= Set problem =
Where a line contains the word "údajů", copy that line in full.

<<<<

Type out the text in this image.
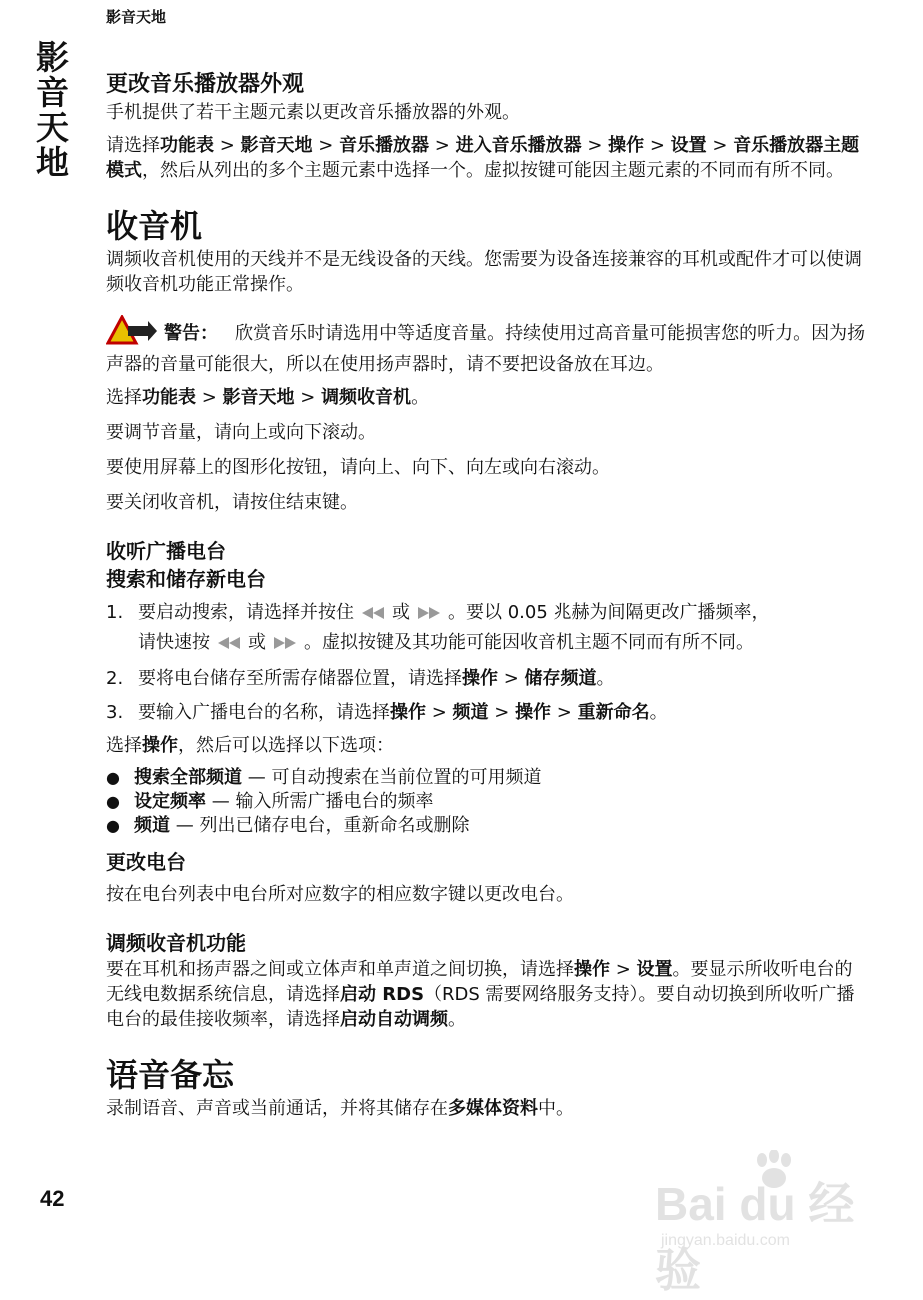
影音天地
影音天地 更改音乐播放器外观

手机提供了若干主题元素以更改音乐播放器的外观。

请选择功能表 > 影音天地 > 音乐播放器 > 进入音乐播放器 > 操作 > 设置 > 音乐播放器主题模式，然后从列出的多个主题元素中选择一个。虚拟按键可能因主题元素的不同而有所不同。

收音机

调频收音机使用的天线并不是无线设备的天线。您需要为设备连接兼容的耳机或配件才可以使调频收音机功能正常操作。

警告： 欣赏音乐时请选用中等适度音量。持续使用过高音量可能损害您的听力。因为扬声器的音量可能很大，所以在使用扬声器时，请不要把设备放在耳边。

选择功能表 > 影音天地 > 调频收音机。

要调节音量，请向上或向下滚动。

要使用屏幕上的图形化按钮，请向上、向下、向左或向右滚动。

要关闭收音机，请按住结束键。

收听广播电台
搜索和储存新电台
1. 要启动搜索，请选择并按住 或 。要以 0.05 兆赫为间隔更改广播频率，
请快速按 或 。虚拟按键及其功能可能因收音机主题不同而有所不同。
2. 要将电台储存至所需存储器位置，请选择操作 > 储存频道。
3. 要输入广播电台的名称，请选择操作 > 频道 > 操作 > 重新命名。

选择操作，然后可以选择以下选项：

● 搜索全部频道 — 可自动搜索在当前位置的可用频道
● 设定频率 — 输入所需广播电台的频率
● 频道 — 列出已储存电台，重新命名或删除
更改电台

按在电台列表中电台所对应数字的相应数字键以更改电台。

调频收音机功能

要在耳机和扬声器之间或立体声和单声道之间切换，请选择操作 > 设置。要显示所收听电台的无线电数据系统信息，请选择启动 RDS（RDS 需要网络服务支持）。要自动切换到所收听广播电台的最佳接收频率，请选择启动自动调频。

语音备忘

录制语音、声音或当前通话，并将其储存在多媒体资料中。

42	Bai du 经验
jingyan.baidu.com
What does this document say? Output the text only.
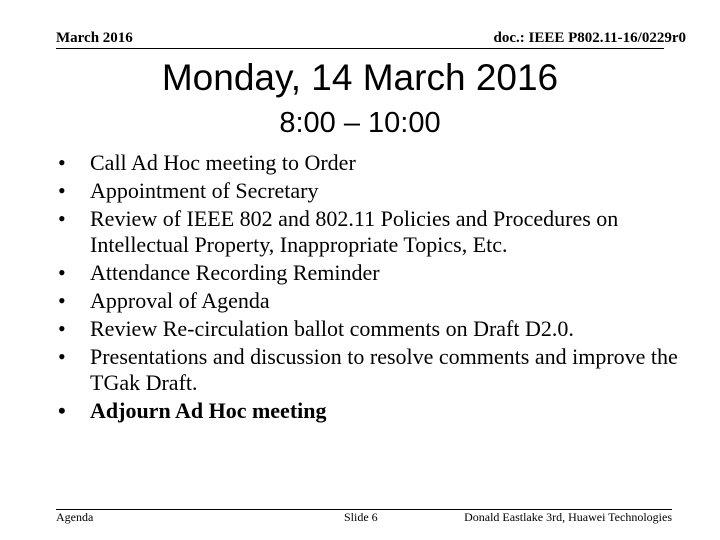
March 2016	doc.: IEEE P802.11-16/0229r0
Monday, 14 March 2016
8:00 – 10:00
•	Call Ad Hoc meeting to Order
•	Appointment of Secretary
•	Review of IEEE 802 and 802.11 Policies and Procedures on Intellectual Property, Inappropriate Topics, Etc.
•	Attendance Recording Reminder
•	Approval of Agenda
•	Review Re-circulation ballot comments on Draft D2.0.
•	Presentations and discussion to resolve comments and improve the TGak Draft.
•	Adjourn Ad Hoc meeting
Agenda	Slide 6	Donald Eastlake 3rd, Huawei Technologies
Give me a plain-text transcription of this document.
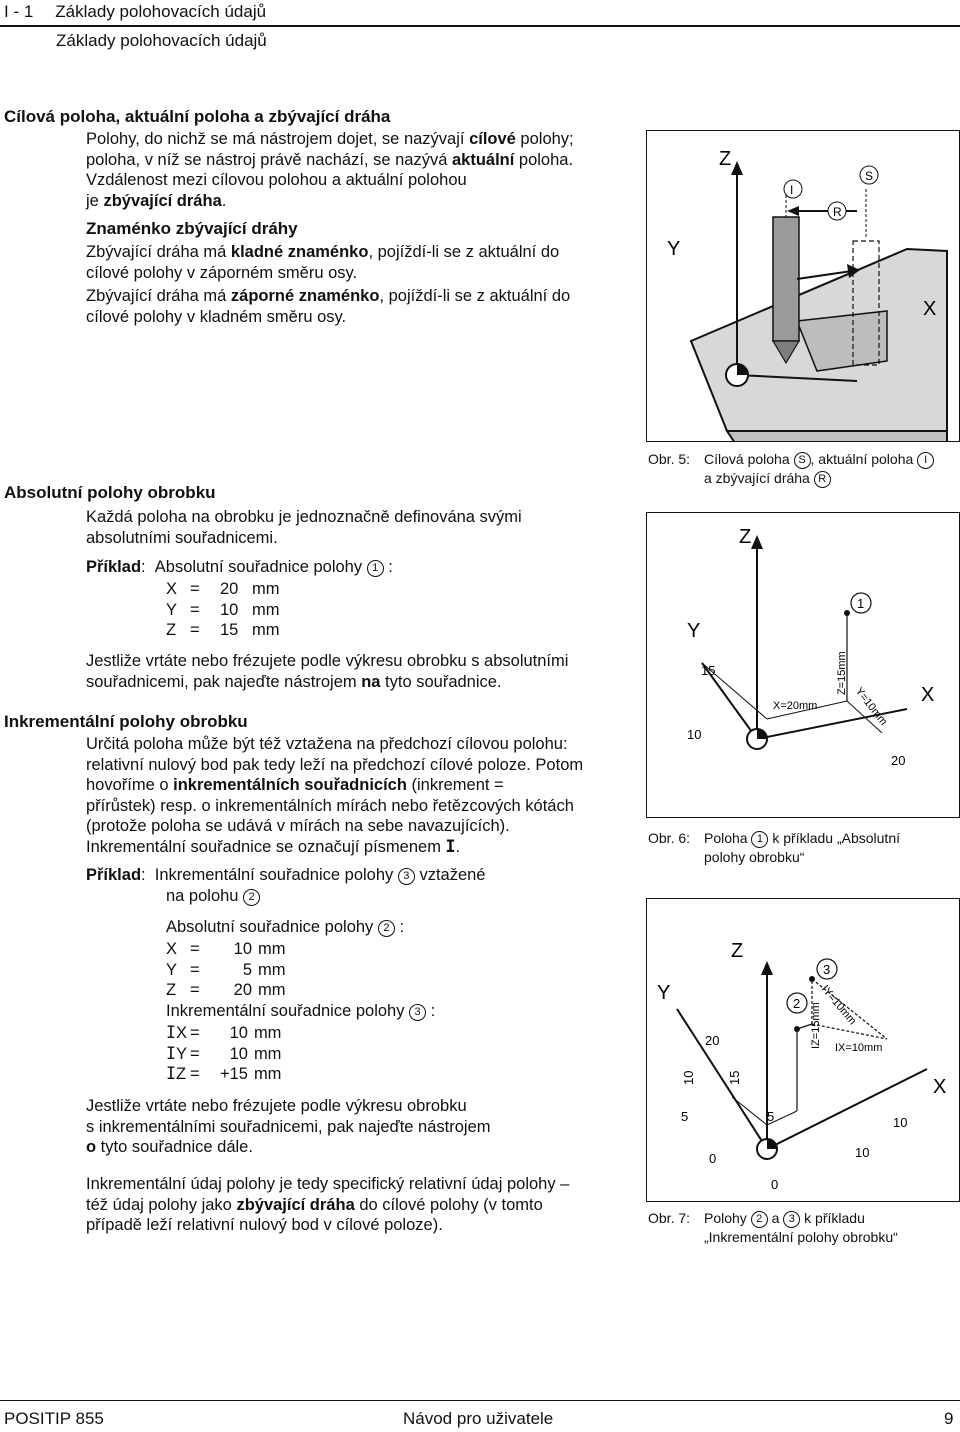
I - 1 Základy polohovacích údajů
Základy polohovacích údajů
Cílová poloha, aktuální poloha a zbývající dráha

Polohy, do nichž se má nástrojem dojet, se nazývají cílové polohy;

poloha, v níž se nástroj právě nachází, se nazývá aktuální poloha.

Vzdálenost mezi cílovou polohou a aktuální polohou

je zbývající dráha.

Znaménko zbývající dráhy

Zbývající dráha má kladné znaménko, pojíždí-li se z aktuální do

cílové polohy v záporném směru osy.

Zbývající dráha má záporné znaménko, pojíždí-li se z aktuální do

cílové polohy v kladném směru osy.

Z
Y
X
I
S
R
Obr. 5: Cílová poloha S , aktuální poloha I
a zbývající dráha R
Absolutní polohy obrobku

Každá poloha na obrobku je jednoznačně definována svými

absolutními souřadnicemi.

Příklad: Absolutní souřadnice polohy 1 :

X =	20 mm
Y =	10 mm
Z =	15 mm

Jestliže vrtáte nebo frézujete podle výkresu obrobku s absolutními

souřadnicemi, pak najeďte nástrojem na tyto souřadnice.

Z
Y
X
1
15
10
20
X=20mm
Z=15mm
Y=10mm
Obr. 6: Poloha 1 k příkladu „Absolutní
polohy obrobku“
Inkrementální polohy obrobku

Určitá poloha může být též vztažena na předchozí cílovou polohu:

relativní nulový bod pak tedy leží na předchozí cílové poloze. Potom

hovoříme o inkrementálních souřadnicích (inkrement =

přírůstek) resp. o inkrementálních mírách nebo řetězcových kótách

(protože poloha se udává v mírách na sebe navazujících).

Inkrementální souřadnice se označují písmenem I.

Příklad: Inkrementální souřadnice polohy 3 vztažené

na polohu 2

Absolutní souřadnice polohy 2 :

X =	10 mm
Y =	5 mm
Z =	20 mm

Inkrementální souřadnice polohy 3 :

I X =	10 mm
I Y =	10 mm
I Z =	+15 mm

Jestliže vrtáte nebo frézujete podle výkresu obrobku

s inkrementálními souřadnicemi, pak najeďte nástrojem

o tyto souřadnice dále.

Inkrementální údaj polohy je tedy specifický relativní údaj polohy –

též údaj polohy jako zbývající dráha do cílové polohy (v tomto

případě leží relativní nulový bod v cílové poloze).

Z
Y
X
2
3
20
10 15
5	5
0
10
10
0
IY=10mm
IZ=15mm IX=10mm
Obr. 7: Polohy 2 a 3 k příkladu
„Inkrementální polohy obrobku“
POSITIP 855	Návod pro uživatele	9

>>>>

= Result of the exercise =
I - 1 Základy polohovacích údajů
Základy polohovacích údajů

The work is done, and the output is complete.